* _TASK_: Gather each line containing the string "color" from these entries.
####################
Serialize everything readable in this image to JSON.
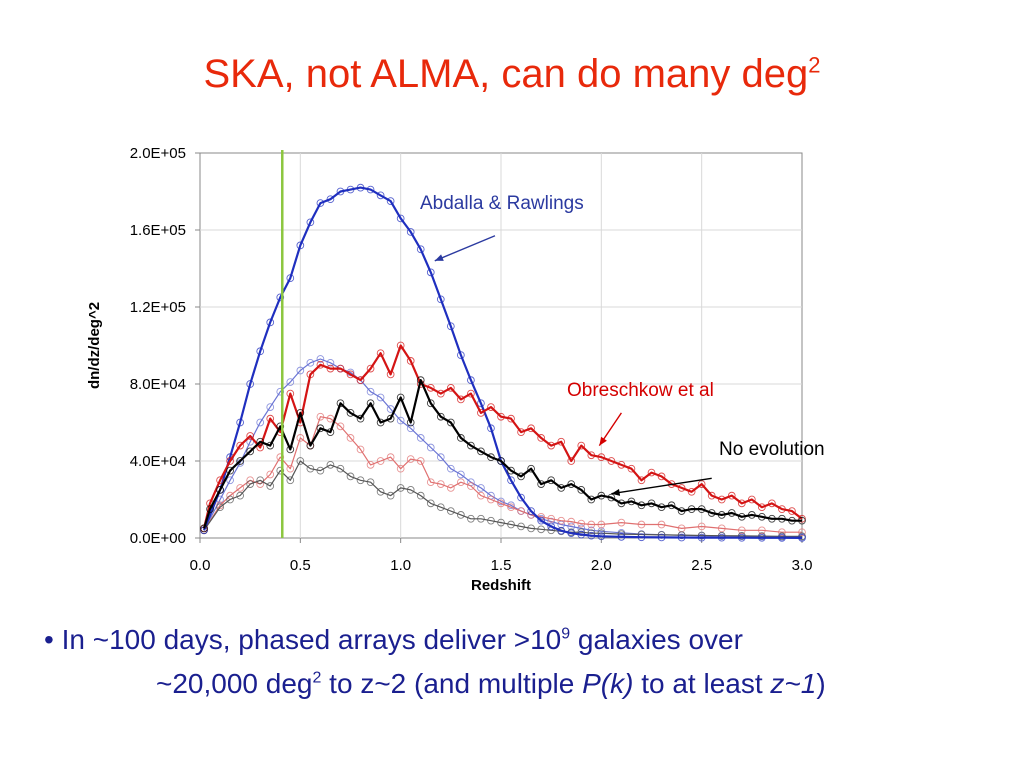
{
  "slide": {
    "title_main": "SKA, not ALMA, can do many deg",
    "title_sup": "2",
    "bullet": {
      "marker": "•",
      "line1_a": "In ~100 days, phased arrays deliver >10",
      "line1_sup": "9",
      "line1_b": " galaxies over",
      "line2_a": "~20,000 deg",
      "line2_sup": "2",
      "line2_b": " to z~2 (and multiple ",
      "line2_pk": "P(k)",
      "line2_c": " to at least ",
      "line2_z": "z~1",
      "line2_d": ")"
    }
  },
  "chart_data": {
    "type": "line",
    "xlabel": "Redshift",
    "ylabel": "dn/dz/deg^2",
    "xlim": [
      0,
      3
    ],
    "ylim": [
      0,
      200000
    ],
    "xticks": [
      "0.0",
      "0.5",
      "1.0",
      "1.5",
      "2.0",
      "2.5",
      "3.0"
    ],
    "xtick_values": [
      0,
      0.5,
      1.0,
      1.5,
      2.0,
      2.5,
      3.0
    ],
    "yticks": [
      "0.0E+00",
      "4.0E+04",
      "8.0E+04",
      "1.2E+05",
      "1.6E+05",
      "2.0E+05"
    ],
    "ytick_values": [
      0,
      40000,
      80000,
      120000,
      160000,
      200000
    ],
    "grid": true,
    "vline": {
      "x": 0.41,
      "color": "#8cc63f"
    },
    "annotations": [
      {
        "text": "Abdalla & Rawlings",
        "color": "#2b3aa0",
        "x": 1.17,
        "y": 144000
      },
      {
        "text": "Obreschkow et al",
        "color": "#d40000",
        "x": 1.99,
        "y": 48000
      },
      {
        "text": "No evolution",
        "color": "#000000",
        "x": 2.05,
        "y": 23000
      }
    ],
    "series": [
      {
        "color": "#1f2fbf",
        "width": 2.2,
        "marker": true,
        "x": [
          0.02,
          0.1,
          0.15,
          0.2,
          0.25,
          0.3,
          0.35,
          0.4,
          0.45,
          0.5,
          0.55,
          0.6,
          0.65,
          0.7,
          0.75,
          0.8,
          0.85,
          0.9,
          0.95,
          1.0,
          1.05,
          1.1,
          1.15,
          1.2,
          1.25,
          1.3,
          1.35,
          1.4,
          1.45,
          1.5,
          1.55,
          1.6,
          1.65,
          1.7,
          1.75,
          1.8,
          1.85,
          1.9,
          1.95,
          2.0,
          2.1,
          2.2,
          2.3,
          2.4,
          2.5,
          2.6,
          2.7,
          2.8,
          2.9,
          3.0
        ],
        "y": [
          4000,
          25000,
          42000,
          60000,
          80000,
          97000,
          112000,
          125000,
          135000,
          152000,
          164000,
          174000,
          176000,
          180000,
          181000,
          182000,
          181000,
          178000,
          175000,
          166000,
          159000,
          150000,
          138000,
          124000,
          110000,
          95000,
          82000,
          70000,
          57000,
          40000,
          30000,
          21000,
          14000,
          9000,
          6000,
          3800,
          2500,
          1800,
          1200,
          900,
          600,
          400,
          300,
          250,
          200,
          160,
          130,
          100,
          80,
          60
        ]
      },
      {
        "color": "#d41414",
        "width": 2.2,
        "marker": true,
        "x": [
          0.02,
          0.05,
          0.1,
          0.15,
          0.2,
          0.25,
          0.3,
          0.35,
          0.4,
          0.45,
          0.5,
          0.55,
          0.6,
          0.65,
          0.7,
          0.75,
          0.8,
          0.85,
          0.9,
          0.95,
          1.0,
          1.05,
          1.1,
          1.15,
          1.2,
          1.25,
          1.3,
          1.35,
          1.4,
          1.45,
          1.5,
          1.55,
          1.6,
          1.65,
          1.7,
          1.75,
          1.8,
          1.85,
          1.9,
          1.95,
          2.0,
          2.05,
          2.1,
          2.15,
          2.2,
          2.25,
          2.3,
          2.35,
          2.4,
          2.45,
          2.5,
          2.55,
          2.6,
          2.65,
          2.7,
          2.75,
          2.8,
          2.85,
          2.9,
          2.95,
          3.0
        ],
        "y": [
          5000,
          18000,
          30000,
          40000,
          48000,
          53000,
          47000,
          62000,
          55000,
          75000,
          60000,
          85000,
          90000,
          88000,
          88000,
          85000,
          82000,
          88000,
          96000,
          85000,
          100000,
          92000,
          80000,
          78000,
          75000,
          78000,
          72000,
          75000,
          65000,
          68000,
          63000,
          62000,
          55000,
          57000,
          52000,
          48000,
          50000,
          40000,
          48000,
          43000,
          42000,
          40000,
          38000,
          36000,
          30000,
          34000,
          32000,
          28000,
          26000,
          24000,
          28000,
          22000,
          20000,
          22000,
          18000,
          20000,
          16000,
          18000,
          15000,
          14000,
          10000
        ]
      },
      {
        "color": "#000000",
        "width": 2.2,
        "marker": true,
        "x": [
          0.02,
          0.05,
          0.1,
          0.15,
          0.2,
          0.25,
          0.3,
          0.35,
          0.4,
          0.45,
          0.5,
          0.55,
          0.6,
          0.65,
          0.7,
          0.75,
          0.8,
          0.85,
          0.9,
          0.95,
          1.0,
          1.05,
          1.1,
          1.15,
          1.2,
          1.25,
          1.3,
          1.35,
          1.4,
          1.45,
          1.5,
          1.55,
          1.6,
          1.65,
          1.7,
          1.75,
          1.8,
          1.85,
          1.9,
          1.95,
          2.0,
          2.05,
          2.1,
          2.15,
          2.2,
          2.25,
          2.3,
          2.35,
          2.4,
          2.45,
          2.5,
          2.55,
          2.6,
          2.65,
          2.7,
          2.75,
          2.8,
          2.85,
          2.9,
          2.95,
          3.0
        ],
        "y": [
          5000,
          15000,
          25000,
          35000,
          40000,
          45000,
          50000,
          48000,
          58000,
          46000,
          65000,
          48000,
          57000,
          55000,
          70000,
          65000,
          62000,
          70000,
          60000,
          62000,
          73000,
          60000,
          82000,
          70000,
          63000,
          60000,
          52000,
          48000,
          45000,
          42000,
          40000,
          35000,
          32000,
          36000,
          28000,
          30000,
          26000,
          28000,
          25000,
          20000,
          22000,
          21000,
          18000,
          19000,
          17000,
          18000,
          16000,
          17000,
          14000,
          15000,
          15000,
          13000,
          12000,
          13000,
          11000,
          12000,
          11000,
          10000,
          10000,
          9000,
          9000
        ]
      },
      {
        "color": "#6a74d4",
        "width": 1.2,
        "marker": true,
        "x": [
          0.02,
          0.1,
          0.15,
          0.2,
          0.25,
          0.3,
          0.35,
          0.4,
          0.45,
          0.5,
          0.55,
          0.6,
          0.65,
          0.7,
          0.75,
          0.8,
          0.85,
          0.9,
          0.95,
          1.0,
          1.05,
          1.1,
          1.15,
          1.2,
          1.25,
          1.3,
          1.35,
          1.4,
          1.45,
          1.5,
          1.55,
          1.6,
          1.65,
          1.7,
          1.75,
          1.8,
          1.85,
          1.9,
          1.95,
          2.0,
          2.1,
          2.2,
          2.3,
          2.4,
          2.5,
          2.6,
          2.7,
          2.8,
          2.9,
          3.0
        ],
        "y": [
          4000,
          20000,
          30000,
          39000,
          50000,
          60000,
          68000,
          76000,
          81000,
          87000,
          91000,
          93000,
          91000,
          88000,
          86000,
          82000,
          76000,
          73000,
          67000,
          61000,
          57000,
          52000,
          47000,
          42000,
          36000,
          33000,
          29000,
          26000,
          22000,
          19000,
          17000,
          14000,
          12000,
          10000,
          8500,
          7000,
          6000,
          5000,
          4000,
          3500,
          2700,
          2000,
          1700,
          1400,
          1200,
          1000,
          900,
          800,
          700,
          600
        ]
      },
      {
        "color": "#e07070",
        "width": 1.2,
        "marker": true,
        "x": [
          0.02,
          0.1,
          0.15,
          0.2,
          0.25,
          0.3,
          0.35,
          0.4,
          0.45,
          0.5,
          0.55,
          0.6,
          0.65,
          0.7,
          0.75,
          0.8,
          0.85,
          0.9,
          0.95,
          1.0,
          1.05,
          1.1,
          1.15,
          1.2,
          1.25,
          1.3,
          1.35,
          1.4,
          1.45,
          1.5,
          1.55,
          1.6,
          1.65,
          1.7,
          1.75,
          1.8,
          1.85,
          1.9,
          1.95,
          2.0,
          2.1,
          2.2,
          2.3,
          2.4,
          2.5,
          2.6,
          2.7,
          2.8,
          2.9,
          3.0
        ],
        "y": [
          4000,
          17000,
          22000,
          26000,
          30000,
          28000,
          33000,
          42000,
          36000,
          52000,
          48000,
          63000,
          62000,
          58000,
          52000,
          46000,
          38000,
          40000,
          42000,
          36000,
          41000,
          40000,
          29000,
          28000,
          26000,
          29000,
          27000,
          22000,
          20000,
          18000,
          16000,
          14000,
          12000,
          11000,
          10000,
          9000,
          8500,
          7500,
          7000,
          7000,
          8000,
          7000,
          7000,
          5000,
          6000,
          5000,
          4000,
          4000,
          3000,
          3000
        ]
      },
      {
        "color": "#555555",
        "width": 1.2,
        "marker": true,
        "x": [
          0.02,
          0.1,
          0.15,
          0.2,
          0.25,
          0.3,
          0.35,
          0.4,
          0.45,
          0.5,
          0.55,
          0.6,
          0.65,
          0.7,
          0.75,
          0.8,
          0.85,
          0.9,
          0.95,
          1.0,
          1.05,
          1.1,
          1.15,
          1.2,
          1.25,
          1.3,
          1.35,
          1.4,
          1.45,
          1.5,
          1.55,
          1.6,
          1.65,
          1.7,
          1.75,
          1.8,
          1.85,
          1.9,
          1.95,
          2.0,
          2.1,
          2.2,
          2.3,
          2.4,
          2.5,
          2.6,
          2.7,
          2.8,
          2.9,
          3.0
        ],
        "y": [
          4000,
          16000,
          20000,
          22000,
          28000,
          30000,
          27000,
          35000,
          30000,
          40000,
          36000,
          35000,
          38000,
          36000,
          32000,
          30000,
          29000,
          24000,
          22000,
          26000,
          25000,
          22000,
          18000,
          16000,
          14000,
          12000,
          10000,
          10000,
          9000,
          8000,
          7000,
          6000,
          5000,
          4500,
          4000,
          3500,
          3000,
          3000,
          2500,
          2500,
          2000,
          1800,
          1600,
          1500,
          1300,
          1200,
          1100,
          1000,
          900,
          900
        ]
      }
    ]
  }
}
####################
* _RESPONSE TO THE TASK_:
      "color": "#8cc63f"
        "color": "#2b3aa0",
        "color": "#d40000",
        "color": "#000000",
        "color": "#1f2fbf",
        "color": "#d41414",
        "color": "#000000",
        "color": "#6a74d4",
        "color": "#e07070",
        "color": "#555555",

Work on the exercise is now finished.